● **REQUEST**
Each line of the data that includes the string "JSON" is to be copied out.

[Records]
= = =
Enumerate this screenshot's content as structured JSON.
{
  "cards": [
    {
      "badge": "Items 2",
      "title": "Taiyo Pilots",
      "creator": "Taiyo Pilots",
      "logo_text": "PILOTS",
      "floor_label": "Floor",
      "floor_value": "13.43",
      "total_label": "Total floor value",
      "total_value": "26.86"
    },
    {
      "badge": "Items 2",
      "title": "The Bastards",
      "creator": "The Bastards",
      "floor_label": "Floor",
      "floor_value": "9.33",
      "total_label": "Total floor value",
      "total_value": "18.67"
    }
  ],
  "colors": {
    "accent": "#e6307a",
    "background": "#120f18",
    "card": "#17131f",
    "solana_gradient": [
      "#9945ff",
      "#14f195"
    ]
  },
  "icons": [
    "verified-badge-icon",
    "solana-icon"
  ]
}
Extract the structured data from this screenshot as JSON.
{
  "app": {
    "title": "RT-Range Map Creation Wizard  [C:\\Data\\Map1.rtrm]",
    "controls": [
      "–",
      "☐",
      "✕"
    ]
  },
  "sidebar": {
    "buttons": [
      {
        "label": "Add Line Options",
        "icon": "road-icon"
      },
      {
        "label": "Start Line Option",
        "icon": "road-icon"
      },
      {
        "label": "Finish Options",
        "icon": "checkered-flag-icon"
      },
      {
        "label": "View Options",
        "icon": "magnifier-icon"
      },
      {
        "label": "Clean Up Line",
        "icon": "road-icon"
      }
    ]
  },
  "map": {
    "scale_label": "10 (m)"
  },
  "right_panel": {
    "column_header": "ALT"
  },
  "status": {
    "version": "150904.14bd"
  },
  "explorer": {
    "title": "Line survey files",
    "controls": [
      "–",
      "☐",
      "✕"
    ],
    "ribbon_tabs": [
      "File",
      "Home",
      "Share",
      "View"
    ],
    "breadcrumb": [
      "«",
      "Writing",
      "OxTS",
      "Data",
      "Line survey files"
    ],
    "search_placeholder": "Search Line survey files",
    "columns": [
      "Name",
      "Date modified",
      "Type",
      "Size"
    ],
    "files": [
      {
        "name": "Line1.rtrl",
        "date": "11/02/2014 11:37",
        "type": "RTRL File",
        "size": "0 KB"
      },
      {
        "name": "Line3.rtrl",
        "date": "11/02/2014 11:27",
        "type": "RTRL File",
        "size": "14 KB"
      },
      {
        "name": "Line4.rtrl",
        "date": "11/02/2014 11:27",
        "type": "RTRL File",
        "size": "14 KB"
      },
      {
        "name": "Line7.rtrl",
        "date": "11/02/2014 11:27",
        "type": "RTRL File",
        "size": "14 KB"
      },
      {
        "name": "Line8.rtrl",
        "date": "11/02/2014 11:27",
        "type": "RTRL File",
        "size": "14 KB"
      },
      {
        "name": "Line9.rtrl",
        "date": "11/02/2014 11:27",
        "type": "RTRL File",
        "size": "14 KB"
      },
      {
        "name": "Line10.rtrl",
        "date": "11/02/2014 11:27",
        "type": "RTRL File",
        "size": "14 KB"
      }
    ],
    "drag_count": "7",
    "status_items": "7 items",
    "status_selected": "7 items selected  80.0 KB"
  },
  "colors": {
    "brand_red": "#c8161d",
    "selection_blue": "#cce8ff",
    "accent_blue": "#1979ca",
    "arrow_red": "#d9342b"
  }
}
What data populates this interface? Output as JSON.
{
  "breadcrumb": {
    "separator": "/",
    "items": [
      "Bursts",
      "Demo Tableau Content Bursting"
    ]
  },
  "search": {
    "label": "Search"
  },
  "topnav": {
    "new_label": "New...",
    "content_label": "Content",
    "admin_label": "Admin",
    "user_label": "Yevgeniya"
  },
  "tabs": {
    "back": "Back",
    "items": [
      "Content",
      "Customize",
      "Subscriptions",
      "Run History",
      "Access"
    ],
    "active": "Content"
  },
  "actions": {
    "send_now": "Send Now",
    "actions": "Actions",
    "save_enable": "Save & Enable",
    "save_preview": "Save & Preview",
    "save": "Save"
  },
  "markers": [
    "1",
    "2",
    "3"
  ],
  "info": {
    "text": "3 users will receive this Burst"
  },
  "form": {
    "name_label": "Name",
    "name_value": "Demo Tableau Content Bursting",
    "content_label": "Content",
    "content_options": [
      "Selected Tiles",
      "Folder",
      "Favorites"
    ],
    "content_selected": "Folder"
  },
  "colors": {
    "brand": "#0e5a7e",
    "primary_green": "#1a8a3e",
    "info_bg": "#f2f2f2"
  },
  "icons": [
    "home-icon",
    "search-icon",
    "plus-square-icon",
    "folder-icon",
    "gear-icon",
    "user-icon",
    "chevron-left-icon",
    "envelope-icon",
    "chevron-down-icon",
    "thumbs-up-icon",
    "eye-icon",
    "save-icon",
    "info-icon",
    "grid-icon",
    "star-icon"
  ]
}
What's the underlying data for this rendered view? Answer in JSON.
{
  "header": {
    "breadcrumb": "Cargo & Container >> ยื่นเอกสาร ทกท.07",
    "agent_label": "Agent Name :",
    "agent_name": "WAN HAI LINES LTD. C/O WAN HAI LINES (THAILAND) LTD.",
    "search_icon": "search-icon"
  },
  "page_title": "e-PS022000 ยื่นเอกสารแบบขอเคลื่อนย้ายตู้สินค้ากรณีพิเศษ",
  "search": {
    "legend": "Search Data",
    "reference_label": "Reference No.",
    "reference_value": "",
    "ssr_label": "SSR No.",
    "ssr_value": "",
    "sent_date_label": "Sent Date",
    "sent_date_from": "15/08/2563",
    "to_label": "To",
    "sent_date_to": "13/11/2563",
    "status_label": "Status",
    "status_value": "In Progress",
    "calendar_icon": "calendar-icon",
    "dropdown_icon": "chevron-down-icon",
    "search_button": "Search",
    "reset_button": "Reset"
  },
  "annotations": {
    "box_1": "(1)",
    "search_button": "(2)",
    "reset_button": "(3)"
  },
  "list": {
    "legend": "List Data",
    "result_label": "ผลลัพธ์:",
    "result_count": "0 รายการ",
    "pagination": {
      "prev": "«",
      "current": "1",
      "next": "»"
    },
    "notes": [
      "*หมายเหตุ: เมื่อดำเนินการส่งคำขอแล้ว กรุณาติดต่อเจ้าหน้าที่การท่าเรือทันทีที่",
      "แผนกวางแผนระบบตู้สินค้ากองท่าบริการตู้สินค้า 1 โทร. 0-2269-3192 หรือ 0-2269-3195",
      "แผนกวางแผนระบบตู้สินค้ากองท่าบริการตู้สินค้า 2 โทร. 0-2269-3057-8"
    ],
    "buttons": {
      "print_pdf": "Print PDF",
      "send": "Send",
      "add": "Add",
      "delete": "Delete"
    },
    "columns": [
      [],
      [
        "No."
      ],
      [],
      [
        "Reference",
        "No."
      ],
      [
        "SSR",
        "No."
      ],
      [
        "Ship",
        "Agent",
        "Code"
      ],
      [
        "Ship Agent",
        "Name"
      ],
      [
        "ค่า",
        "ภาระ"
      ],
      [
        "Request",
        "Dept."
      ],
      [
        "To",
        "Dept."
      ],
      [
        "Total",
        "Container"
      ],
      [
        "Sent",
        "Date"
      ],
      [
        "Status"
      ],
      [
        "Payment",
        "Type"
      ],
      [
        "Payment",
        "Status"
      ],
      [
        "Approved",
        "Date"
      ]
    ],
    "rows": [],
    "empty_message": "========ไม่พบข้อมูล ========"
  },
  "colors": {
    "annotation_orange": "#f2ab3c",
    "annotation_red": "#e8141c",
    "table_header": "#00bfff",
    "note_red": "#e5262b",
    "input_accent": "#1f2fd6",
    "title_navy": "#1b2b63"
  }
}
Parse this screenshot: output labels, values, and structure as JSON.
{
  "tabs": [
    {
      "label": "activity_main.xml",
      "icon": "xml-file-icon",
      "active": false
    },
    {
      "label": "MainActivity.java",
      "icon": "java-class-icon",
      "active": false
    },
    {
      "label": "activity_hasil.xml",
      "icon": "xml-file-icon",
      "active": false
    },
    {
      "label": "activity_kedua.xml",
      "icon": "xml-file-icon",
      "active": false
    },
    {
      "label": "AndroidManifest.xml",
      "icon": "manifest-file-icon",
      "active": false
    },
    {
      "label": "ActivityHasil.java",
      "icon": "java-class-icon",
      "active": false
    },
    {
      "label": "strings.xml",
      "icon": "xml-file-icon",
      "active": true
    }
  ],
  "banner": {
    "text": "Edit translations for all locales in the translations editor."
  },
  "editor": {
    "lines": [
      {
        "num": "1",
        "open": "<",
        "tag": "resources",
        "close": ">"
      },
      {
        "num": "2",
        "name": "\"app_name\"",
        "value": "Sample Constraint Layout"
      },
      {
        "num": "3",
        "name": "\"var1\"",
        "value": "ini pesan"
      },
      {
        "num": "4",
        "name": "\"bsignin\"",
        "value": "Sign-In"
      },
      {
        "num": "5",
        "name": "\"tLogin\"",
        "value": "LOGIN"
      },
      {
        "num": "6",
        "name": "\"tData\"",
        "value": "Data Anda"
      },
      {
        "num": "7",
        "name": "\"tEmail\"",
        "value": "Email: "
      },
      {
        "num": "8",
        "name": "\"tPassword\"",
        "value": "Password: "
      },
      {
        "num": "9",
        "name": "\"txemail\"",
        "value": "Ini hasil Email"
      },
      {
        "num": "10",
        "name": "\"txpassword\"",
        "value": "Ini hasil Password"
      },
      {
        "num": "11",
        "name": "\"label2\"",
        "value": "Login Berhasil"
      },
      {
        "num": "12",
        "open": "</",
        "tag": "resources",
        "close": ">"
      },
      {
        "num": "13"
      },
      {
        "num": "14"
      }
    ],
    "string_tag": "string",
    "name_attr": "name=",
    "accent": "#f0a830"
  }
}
= = =
● **THE RESPONSE**
Enumerate this screenshot's content as structured JSON.
Extract the structured data from this screenshot as JSON.
What data populates this interface? Output as JSON.
What's the underlying data for this rendered view? Answer in JSON.
Parse this screenshot: output labels, values, and structure as JSON.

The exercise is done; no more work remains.